Data items:

[BEGIN]

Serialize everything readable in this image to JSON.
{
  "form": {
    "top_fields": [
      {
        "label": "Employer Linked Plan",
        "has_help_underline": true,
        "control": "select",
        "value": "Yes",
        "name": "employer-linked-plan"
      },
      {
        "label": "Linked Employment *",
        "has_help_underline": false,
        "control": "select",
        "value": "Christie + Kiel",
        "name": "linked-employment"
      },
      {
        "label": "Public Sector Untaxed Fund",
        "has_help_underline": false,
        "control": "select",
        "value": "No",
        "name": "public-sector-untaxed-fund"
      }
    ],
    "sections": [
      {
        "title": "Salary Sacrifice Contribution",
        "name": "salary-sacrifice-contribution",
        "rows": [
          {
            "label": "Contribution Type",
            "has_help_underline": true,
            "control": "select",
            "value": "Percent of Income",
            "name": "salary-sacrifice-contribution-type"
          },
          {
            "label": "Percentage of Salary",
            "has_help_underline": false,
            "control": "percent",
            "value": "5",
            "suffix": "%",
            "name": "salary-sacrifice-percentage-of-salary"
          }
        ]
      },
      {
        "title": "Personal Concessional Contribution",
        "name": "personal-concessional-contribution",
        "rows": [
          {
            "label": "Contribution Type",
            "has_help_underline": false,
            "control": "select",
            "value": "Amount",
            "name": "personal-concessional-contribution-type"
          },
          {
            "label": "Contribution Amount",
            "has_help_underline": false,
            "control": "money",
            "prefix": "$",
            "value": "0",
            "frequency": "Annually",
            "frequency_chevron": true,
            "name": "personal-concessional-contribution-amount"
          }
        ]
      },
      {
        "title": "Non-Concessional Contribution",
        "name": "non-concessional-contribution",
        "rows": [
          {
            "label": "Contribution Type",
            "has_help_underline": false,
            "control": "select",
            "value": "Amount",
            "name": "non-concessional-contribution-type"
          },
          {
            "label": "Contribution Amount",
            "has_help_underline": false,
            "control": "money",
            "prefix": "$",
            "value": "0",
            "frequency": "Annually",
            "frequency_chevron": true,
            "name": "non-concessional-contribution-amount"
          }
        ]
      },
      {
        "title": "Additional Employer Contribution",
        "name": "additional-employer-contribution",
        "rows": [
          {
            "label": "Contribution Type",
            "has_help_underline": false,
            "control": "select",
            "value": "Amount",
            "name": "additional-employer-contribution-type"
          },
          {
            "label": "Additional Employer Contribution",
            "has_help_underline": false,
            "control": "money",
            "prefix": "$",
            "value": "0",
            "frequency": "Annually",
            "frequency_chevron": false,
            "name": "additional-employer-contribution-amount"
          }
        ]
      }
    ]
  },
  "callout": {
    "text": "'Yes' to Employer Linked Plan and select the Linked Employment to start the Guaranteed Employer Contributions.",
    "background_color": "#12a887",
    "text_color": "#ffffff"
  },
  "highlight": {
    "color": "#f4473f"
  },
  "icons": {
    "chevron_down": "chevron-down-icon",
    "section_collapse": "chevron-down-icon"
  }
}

[END]

[Written task]
Print the whole listing exactly as it is.

[Reply]
Serialize everything readable in this image to JSON.
{
  "form": {
    "top_fields": [
      {
        "label": "Employer Linked Plan",
        "has_help_underline": true,
        "control": "select",
        "value": "Yes",
        "name": "employer-linked-plan"
      },
      {
        "label": "Linked Employment *",
        "has_help_underline": false,
        "control": "select",
        "value": "Christie + Kiel",
        "name": "linked-employment"
      },
      {
        "label": "Public Sector Untaxed Fund",
        "has_help_underline": false,
        "control": "select",
        "value": "No",
        "name": "public-sector-untaxed-fund"
      }
    ],
    "sections": [
      {
        "title": "Salary Sacrifice Contribution",
        "name": "salary-sacrifice-contribution",
        "rows": [
          {
            "label": "Contribution Type",
            "has_help_underline": true,
            "control": "select",
            "value": "Percent of Income",
            "name": "salary-sacrifice-contribution-type"
          },
          {
            "label": "Percentage of Salary",
            "has_help_underline": false,
            "control": "percent",
            "value": "5",
            "suffix": "%",
            "name": "salary-sacrifice-percentage-of-salary"
          }
        ]
      },
      {
        "title": "Personal Concessional Contribution",
        "name": "personal-concessional-contribution",
        "rows": [
          {
            "label": "Contribution Type",
            "has_help_underline": false,
            "control": "select",
            "value": "Amount",
            "name": "personal-concessional-contribution-type"
          },
          {
            "label": "Contribution Amount",
            "has_help_underline": false,
            "control": "money",
            "prefix": "$",
            "value": "0",
            "frequency": "Annually",
            "frequency_chevron": true,
            "name": "personal-concessional-contribution-amount"
          }
        ]
      },
      {
        "title": "Non-Concessional Contribution",
        "name": "non-concessional-contribution",
        "rows": [
          {
            "label": "Contribution Type",
            "has_help_underline": false,
            "control": "select",
            "value": "Amount",
            "name": "non-concessional-contribution-type"
          },
          {
            "label": "Contribution Amount",
            "has_help_underline": false,
            "control": "money",
            "prefix": "$",
            "value": "0",
            "frequency": "Annually",
            "frequency_chevron": true,
            "name": "non-concessional-contribution-amount"
          }
        ]
      },
      {
        "title": "Additional Employer Contribution",
        "name": "additional-employer-contribution",
        "rows": [
          {
            "label": "Contribution Type",
            "has_help_underline": false,
            "control": "select",
            "value": "Amount",
            "name": "additional-employer-contribution-type"
          },
          {
            "label": "Additional Employer Contribution",
            "has_help_underline": false,
            "control": "money",
            "prefix": "$",
            "value": "0",
            "frequency": "Annually",
            "frequency_chevron": false,
            "name": "additional-employer-contribution-amount"
          }
        ]
      }
    ]
  },
  "callout": {
    "text": "'Yes' to Employer Linked Plan and select the Linked Employment to start the Guaranteed Employer Contributions.",
    "background_color": "#12a887",
    "text_color": "#ffffff"
  },
  "highlight": {
    "color": "#f4473f"
  },
  "icons": {
    "chevron_down": "chevron-down-icon",
    "section_collapse": "chevron-down-icon"
  }
}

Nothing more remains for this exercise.